■ **Text under study**:
▶
Jennifer Makumbi Nansubuga and Okwiri Odour were the featured guests at Literary Crossroads hosted at the Goethe Institut in Nairobi on June 29, 2017.
Literary Crossroads is a series that brings together African writers on the continent and from the diaspora to discuss contemporary trends and themes in literature. Writers from outside Kenya are paired with Kenyan writers for a literary dialogue in front of an audience. The authors also respond to questions from the audience.
In February this year the Literary Crossroads featured the Nigerian writer and satirist Elnathan John and the Kenyan writer Kinyanjui Kombani. Previously writers invited include Prof. Austin Bukenya and Hilda Twongyeirwe (both from Uganda) Ifeoma Chinwuba (Nigeria), and Zukiswa Wanner (South Africa).
On Thursday, it was the time of the Ugandan writer Jennifer Makumbi and Kenyan Okwiri Oduor to take the stage at the Maendeleo House based institution in Nairobi’s Central Business District. They would be moderated by Aleya Kassam blogger and all around awesome lady. The event was hosted at the institute’s library which is smaller than their usual auditorium and it looked like it wasn’t a very good idea as it quickly filled to overflowing.
A bit of information for those reading this who might not know either of the writers. Okwiri Oduor shot to literary stardom when she won the Caine Prize in 2014 for her story My Fathers Head. She has since recently ended a writers course at the Iowa University famous as the alma mater of some of the best writers out there. She is working on her debut novel which she assures us will come very soon.
Jennifer emerged when she entered the Kwani Manuscript Prize in 2013 for her manuscript Kintu as well as the Commonwealth Short Story Prize in 2014 for her story Lets Tell This Story Properly. Her debut novel Kintu won the prize and has been given rave reviews by all that read it while that short story would have Jennifer to be the first one by an African to win the global prize.
The event kicked off with the writers reading from texts that they had written followed by discussions led by our moderator who was awesome. The writers gave opinions about everything under the sun from how their identity affected their writing, their writing process, how winning a prize affected them, writing from the diaspora and everything under the sun.
You would expect the biggest story around Jennifer’s novel Kintu would feature quite prominently at this event. The story which featured an “introduction” written by Aaron “The White American Man Who Knows African Literature” Bady was not taken too kindly by Ellah Allfrey who wrote an essay lambasting that decision. Everyone had an opinion and Okwiri shared hers that perhaps the name should have been on the cover of the book. Jennifer who wrote the book was circumspect about the whole thing; while she understood the concerns of the forward, the intro was more an homage of the book. What she didn’t like was the nastiness that emerged from it all.
“What I did not like, was the nastiness that the conversation brought up.” – Makumbi #LiterallyCrossroads #AfricaIsLit
— theMagunga Bookstore (@MagungaBooks) June 29, 2017
The event ended followed by bonding by humans and signing of books by Jennifer.
◀
■ **Exercise instructions**:
Restate the Literary Crossroads report starting at "Jennifer Makumbi Nansubuga" and ending at "June 29, 2017.", switching "Literary Crossroads" to "Literary Dialogues".

■ **Dataset**:
▶
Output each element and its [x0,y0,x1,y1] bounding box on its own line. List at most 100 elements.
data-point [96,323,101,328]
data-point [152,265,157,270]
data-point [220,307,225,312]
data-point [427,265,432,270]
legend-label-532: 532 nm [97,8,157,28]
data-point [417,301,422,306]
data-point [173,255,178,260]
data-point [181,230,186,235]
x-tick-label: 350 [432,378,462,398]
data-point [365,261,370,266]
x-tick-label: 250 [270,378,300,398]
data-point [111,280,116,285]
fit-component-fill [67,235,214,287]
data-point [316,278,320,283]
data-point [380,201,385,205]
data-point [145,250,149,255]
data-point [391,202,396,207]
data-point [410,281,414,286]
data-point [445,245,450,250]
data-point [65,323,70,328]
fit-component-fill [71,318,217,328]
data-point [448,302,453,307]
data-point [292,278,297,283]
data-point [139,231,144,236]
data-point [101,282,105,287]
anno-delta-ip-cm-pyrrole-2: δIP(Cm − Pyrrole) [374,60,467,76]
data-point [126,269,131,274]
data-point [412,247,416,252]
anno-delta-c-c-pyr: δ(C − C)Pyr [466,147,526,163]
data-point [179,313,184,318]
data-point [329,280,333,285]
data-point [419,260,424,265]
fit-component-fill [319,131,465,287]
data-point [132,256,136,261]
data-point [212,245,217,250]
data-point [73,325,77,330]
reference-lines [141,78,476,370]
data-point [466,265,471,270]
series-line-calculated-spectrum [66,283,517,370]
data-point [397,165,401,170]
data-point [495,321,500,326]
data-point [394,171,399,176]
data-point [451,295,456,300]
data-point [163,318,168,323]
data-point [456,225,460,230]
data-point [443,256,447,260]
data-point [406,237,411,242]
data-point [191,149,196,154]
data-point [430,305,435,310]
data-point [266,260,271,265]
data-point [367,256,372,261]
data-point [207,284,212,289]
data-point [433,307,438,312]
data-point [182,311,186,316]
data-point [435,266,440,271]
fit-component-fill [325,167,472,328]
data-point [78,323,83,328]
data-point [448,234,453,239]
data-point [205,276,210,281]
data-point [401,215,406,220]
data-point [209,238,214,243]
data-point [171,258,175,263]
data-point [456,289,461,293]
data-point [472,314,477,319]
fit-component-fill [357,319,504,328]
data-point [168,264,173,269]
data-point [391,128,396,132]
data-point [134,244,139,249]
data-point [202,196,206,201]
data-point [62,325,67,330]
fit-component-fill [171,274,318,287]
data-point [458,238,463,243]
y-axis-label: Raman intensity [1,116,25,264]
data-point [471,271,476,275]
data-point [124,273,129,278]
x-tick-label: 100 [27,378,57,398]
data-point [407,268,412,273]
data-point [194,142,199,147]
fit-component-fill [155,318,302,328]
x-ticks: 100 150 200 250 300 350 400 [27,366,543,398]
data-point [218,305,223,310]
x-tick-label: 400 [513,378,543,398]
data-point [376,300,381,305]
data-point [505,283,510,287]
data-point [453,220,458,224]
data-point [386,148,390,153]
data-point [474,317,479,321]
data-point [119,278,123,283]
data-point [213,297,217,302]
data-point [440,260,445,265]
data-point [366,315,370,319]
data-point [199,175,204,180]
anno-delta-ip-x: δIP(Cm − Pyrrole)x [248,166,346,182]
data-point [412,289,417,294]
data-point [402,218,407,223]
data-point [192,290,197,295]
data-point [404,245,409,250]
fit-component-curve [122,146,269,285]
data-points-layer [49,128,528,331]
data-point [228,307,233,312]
◀
■ **Reply to the task**:
Jennifer Makumbi Nansubuga and Okwiri Odour were the featured guests at Literary Dialogues hosted at the Goethe Institut in Nairobi on June 29, 2017.